Collection entries:

========

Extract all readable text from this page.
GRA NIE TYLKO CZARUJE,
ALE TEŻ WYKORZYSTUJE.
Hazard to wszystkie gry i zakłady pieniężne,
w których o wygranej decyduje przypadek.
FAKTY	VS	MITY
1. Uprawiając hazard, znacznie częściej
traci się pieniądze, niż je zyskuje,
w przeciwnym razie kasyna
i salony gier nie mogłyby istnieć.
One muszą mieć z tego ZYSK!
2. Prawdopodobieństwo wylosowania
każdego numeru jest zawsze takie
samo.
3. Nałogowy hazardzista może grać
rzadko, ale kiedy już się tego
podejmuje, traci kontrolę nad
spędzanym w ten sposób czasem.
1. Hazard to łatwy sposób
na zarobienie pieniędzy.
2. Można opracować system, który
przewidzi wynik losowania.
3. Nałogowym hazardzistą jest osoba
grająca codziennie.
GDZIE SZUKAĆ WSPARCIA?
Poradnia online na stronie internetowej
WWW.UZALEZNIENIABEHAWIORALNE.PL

========

Reproduce the records in full, exactly as written.

Extract all readable text from this page.
GRA NIE TYLKO CZARUJE,
ALE TEŻ WYKORZYSTUJE.
Hazard to wszystkie gry i zakłady pieniężne,
w których o wygranej decyduje przypadek.
FAKTY	VS	MITY
1. Uprawiając hazard, znacznie częściej
traci się pieniądze, niż je zyskuje,
w przeciwnym razie kasyna
i salony gier nie mogłyby istnieć.
One muszą mieć z tego ZYSK!
2. Prawdopodobieństwo wylosowania
każdego numeru jest zawsze takie
samo.
3. Nałogowy hazardzista może grać
rzadko, ale kiedy już się tego
podejmuje, traci kontrolę nad
spędzanym w ten sposób czasem.
1. Hazard to łatwy sposób
na zarobienie pieniędzy.
2. Można opracować system, który
przewidzi wynik losowania.
3. Nałogowym hazardzistą jest osoba
grająca codziennie.
GDZIE SZUKAĆ WSPARCIA?
Poradnia online na stronie internetowej
WWW.UZALEZNIENIABEHAWIORALNE.PL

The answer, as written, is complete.